◆ **WHAT TO WORK ON**
Retype all of the entries word for word.

◆ **GIVEN RECORDS**
┌──
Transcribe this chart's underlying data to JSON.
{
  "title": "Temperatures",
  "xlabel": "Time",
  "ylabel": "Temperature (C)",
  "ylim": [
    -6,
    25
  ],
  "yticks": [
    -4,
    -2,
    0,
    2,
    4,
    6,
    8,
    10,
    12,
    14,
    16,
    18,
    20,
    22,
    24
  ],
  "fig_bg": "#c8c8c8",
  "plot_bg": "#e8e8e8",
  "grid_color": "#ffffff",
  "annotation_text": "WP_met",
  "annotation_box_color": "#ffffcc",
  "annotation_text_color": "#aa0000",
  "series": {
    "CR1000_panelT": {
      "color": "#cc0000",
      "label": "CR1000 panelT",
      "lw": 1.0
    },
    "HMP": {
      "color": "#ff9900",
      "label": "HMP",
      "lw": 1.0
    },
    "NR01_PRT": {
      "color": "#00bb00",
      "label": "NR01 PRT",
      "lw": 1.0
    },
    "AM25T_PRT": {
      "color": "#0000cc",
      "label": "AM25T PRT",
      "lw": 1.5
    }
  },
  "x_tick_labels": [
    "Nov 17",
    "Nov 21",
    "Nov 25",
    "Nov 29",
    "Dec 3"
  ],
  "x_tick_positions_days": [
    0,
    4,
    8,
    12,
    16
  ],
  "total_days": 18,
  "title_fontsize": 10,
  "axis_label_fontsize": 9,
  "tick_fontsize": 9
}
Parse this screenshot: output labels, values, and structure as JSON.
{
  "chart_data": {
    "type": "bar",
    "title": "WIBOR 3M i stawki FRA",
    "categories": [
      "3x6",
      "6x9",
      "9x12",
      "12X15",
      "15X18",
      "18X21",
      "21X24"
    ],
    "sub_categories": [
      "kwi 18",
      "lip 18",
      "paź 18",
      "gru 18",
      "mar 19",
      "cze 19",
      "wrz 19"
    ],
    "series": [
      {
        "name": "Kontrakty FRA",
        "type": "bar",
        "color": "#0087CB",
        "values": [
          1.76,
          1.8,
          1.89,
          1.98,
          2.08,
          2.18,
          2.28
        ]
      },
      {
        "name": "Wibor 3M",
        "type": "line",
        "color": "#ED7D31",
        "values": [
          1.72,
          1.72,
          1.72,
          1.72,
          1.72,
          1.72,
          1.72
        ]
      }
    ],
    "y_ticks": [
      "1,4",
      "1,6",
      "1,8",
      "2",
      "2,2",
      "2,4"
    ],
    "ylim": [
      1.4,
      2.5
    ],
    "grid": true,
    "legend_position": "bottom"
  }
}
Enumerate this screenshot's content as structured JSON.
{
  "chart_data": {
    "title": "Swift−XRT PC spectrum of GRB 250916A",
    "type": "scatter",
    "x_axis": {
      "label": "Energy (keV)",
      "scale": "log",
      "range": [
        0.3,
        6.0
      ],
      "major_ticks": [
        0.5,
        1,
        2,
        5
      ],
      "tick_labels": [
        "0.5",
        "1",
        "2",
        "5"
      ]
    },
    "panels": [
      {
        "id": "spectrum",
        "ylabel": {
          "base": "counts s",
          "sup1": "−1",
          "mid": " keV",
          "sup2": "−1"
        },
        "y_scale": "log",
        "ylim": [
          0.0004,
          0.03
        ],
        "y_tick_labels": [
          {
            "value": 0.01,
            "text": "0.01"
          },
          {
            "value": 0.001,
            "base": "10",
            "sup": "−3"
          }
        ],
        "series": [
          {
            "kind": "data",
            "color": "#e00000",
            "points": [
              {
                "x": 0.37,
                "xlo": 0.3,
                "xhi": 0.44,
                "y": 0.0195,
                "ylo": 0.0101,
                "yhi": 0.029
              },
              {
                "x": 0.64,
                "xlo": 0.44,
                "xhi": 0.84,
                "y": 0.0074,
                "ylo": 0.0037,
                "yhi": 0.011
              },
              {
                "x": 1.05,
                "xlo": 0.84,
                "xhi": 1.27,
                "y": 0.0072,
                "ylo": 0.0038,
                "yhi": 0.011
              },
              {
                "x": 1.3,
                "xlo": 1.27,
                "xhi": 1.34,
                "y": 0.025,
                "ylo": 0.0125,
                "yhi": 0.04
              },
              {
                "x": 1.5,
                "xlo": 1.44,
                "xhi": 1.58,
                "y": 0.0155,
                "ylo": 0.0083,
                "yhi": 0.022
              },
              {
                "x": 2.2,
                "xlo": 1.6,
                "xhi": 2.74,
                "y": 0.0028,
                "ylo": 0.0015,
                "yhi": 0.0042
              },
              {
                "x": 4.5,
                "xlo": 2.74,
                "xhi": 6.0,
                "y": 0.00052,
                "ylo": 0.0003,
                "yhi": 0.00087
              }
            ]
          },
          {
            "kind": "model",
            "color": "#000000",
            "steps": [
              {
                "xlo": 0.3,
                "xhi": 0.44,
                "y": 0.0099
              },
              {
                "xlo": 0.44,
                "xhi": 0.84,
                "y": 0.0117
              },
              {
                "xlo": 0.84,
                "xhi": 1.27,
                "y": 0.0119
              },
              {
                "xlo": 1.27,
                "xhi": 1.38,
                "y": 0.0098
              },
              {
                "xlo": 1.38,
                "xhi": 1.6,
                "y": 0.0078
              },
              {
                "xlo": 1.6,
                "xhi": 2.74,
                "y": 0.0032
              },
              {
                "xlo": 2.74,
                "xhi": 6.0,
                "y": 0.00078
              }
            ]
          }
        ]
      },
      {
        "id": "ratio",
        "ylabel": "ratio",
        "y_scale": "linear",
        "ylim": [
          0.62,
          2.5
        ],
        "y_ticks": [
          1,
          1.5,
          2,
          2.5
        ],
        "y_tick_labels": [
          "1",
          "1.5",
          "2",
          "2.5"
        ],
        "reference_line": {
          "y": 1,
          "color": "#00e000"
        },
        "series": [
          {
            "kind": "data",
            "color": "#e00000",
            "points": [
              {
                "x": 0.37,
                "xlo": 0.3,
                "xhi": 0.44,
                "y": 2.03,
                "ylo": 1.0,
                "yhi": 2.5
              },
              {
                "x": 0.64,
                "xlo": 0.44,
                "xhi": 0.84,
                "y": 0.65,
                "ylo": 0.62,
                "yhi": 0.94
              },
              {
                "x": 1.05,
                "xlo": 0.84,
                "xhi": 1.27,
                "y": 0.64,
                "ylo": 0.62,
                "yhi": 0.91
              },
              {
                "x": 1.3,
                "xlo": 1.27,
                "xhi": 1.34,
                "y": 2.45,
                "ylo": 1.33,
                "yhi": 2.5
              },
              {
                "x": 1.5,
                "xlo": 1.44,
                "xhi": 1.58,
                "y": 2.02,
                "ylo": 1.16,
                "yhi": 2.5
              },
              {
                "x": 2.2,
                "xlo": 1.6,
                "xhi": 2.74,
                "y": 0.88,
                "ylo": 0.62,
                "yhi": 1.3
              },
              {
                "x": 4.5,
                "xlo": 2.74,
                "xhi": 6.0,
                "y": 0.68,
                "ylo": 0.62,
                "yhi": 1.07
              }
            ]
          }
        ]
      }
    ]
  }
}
└──
◆ **RESULT OF THE TASK**
Transcribe this chart's underlying data to JSON.
{
  "title": "Temperatures",
  "xlabel": "Time",
  "ylabel": "Temperature (C)",
  "ylim": [
    -6,
    25
  ],
  "yticks": [
    -4,
    -2,
    0,
    2,
    4,
    6,
    8,
    10,
    12,
    14,
    16,
    18,
    20,
    22,
    24
  ],
  "fig_bg": "#c8c8c8",
  "plot_bg": "#e8e8e8",
  "grid_color": "#ffffff",
  "annotation_text": "WP_met",
  "annotation_box_color": "#ffffcc",
  "annotation_text_color": "#aa0000",
  "series": {
    "CR1000_panelT": {
      "color": "#cc0000",
      "label": "CR1000 panelT",
      "lw": 1.0
    },
    "HMP": {
      "color": "#ff9900",
      "label": "HMP",
      "lw": 1.0
    },
    "NR01_PRT": {
      "color": "#00bb00",
      "label": "NR01 PRT",
      "lw": 1.0
    },
    "AM25T_PRT": {
      "color": "#0000cc",
      "label": "AM25T PRT",
      "lw": 1.5
    }
  },
  "x_tick_labels": [
    "Nov 17",
    "Nov 21",
    "Nov 25",
    "Nov 29",
    "Dec 3"
  ],
  "x_tick_positions_days": [
    0,
    4,
    8,
    12,
    16
  ],
  "total_days": 18,
  "title_fontsize": 10,
  "axis_label_fontsize": 9,
  "tick_fontsize": 9
}
Parse this screenshot: output labels, values, and structure as JSON.
{
  "chart_data": {
    "type": "bar",
    "title": "WIBOR 3M i stawki FRA",
    "categories": [
      "3x6",
      "6x9",
      "9x12",
      "12X15",
      "15X18",
      "18X21",
      "21X24"
    ],
    "sub_categories": [
      "kwi 18",
      "lip 18",
      "paź 18",
      "gru 18",
      "mar 19",
      "cze 19",
      "wrz 19"
    ],
    "series": [
      {
        "name": "Kontrakty FRA",
        "type": "bar",
        "color": "#0087CB",
        "values": [
          1.76,
          1.8,
          1.89,
          1.98,
          2.08,
          2.18,
          2.28
        ]
      },
      {
        "name": "Wibor 3M",
        "type": "line",
        "color": "#ED7D31",
        "values": [
          1.72,
          1.72,
          1.72,
          1.72,
          1.72,
          1.72,
          1.72
        ]
      }
    ],
    "y_ticks": [
      "1,4",
      "1,6",
      "1,8",
      "2",
      "2,2",
      "2,4"
    ],
    "ylim": [
      1.4,
      2.5
    ],
    "grid": true,
    "legend_position": "bottom"
  }
}
Enumerate this screenshot's content as structured JSON.
{
  "chart_data": {
    "title": "Swift−XRT PC spectrum of GRB 250916A",
    "type": "scatter",
    "x_axis": {
      "label": "Energy (keV)",
      "scale": "log",
      "range": [
        0.3,
        6.0
      ],
      "major_ticks": [
        0.5,
        1,
        2,
        5
      ],
      "tick_labels": [
        "0.5",
        "1",
        "2",
        "5"
      ]
    },
    "panels": [
      {
        "id": "spectrum",
        "ylabel": {
          "base": "counts s",
          "sup1": "−1",
          "mid": " keV",
          "sup2": "−1"
        },
        "y_scale": "log",
        "ylim": [
          0.0004,
          0.03
        ],
        "y_tick_labels": [
          {
            "value": 0.01,
            "text": "0.01"
          },
          {
            "value": 0.001,
            "base": "10",
            "sup": "−3"
          }
        ],
        "series": [
          {
            "kind": "data",
            "color": "#e00000",
            "points": [
              {
                "x": 0.37,
                "xlo": 0.3,
                "xhi": 0.44,
                "y": 0.0195,
                "ylo": 0.0101,
                "yhi": 0.029
              },
              {
                "x": 0.64,
                "xlo": 0.44,
                "xhi": 0.84,
                "y": 0.0074,
                "ylo": 0.0037,
                "yhi": 0.011
              },
              {
                "x": 1.05,
                "xlo": 0.84,
                "xhi": 1.27,
                "y": 0.0072,
                "ylo": 0.0038,
                "yhi": 0.011
              },
              {
                "x": 1.3,
                "xlo": 1.27,
                "xhi": 1.34,
                "y": 0.025,
                "ylo": 0.0125,
                "yhi": 0.04
              },
              {
                "x": 1.5,
                "xlo": 1.44,
                "xhi": 1.58,
                "y": 0.0155,
                "ylo": 0.0083,
                "yhi": 0.022
              },
              {
                "x": 2.2,
                "xlo": 1.6,
                "xhi": 2.74,
                "y": 0.0028,
                "ylo": 0.0015,
                "yhi": 0.0042
              },
              {
                "x": 4.5,
                "xlo": 2.74,
                "xhi": 6.0,
                "y": 0.00052,
                "ylo": 0.0003,
                "yhi": 0.00087
              }
            ]
          },
          {
            "kind": "model",
            "color": "#000000",
            "steps": [
              {
                "xlo": 0.3,
                "xhi": 0.44,
                "y": 0.0099
              },
              {
                "xlo": 0.44,
                "xhi": 0.84,
                "y": 0.0117
              },
              {
                "xlo": 0.84,
                "xhi": 1.27,
                "y": 0.0119
              },
              {
                "xlo": 1.27,
                "xhi": 1.38,
                "y": 0.0098
              },
              {
                "xlo": 1.38,
                "xhi": 1.6,
                "y": 0.0078
              },
              {
                "xlo": 1.6,
                "xhi": 2.74,
                "y": 0.0032
              },
              {
                "xlo": 2.74,
                "xhi": 6.0,
                "y": 0.00078
              }
            ]
          }
        ]
      },
      {
        "id": "ratio",
        "ylabel": "ratio",
        "y_scale": "linear",
        "ylim": [
          0.62,
          2.5
        ],
        "y_ticks": [
          1,
          1.5,
          2,
          2.5
        ],
        "y_tick_labels": [
          "1",
          "1.5",
          "2",
          "2.5"
        ],
        "reference_line": {
          "y": 1,
          "color": "#00e000"
        },
        "series": [
          {
            "kind": "data",
            "color": "#e00000",
            "points": [
              {
                "x": 0.37,
                "xlo": 0.3,
                "xhi": 0.44,
                "y": 2.03,
                "ylo": 1.0,
                "yhi": 2.5
              },
              {
                "x": 0.64,
                "xlo": 0.44,
                "xhi": 0.84,
                "y": 0.65,
                "ylo": 0.62,
                "yhi": 0.94
              },
              {
                "x": 1.05,
                "xlo": 0.84,
                "xhi": 1.27,
                "y": 0.64,
                "ylo": 0.62,
                "yhi": 0.91
              },
              {
                "x": 1.3,
                "xlo": 1.27,
                "xhi": 1.34,
                "y": 2.45,
                "ylo": 1.33,
                "yhi": 2.5
              },
              {
                "x": 1.5,
                "xlo": 1.44,
                "xhi": 1.58,
                "y": 2.02,
                "ylo": 1.16,
                "yhi": 2.5
              },
              {
                "x": 2.2,
                "xlo": 1.6,
                "xhi": 2.74,
                "y": 0.88,
                "ylo": 0.62,
                "yhi": 1.3
              },
              {
                "x": 4.5,
                "xlo": 2.74,
                "xhi": 6.0,
                "y": 0.68,
                "ylo": 0.62,
                "yhi": 1.07
              }
            ]
          }
        ]
      }
    ]
  }
}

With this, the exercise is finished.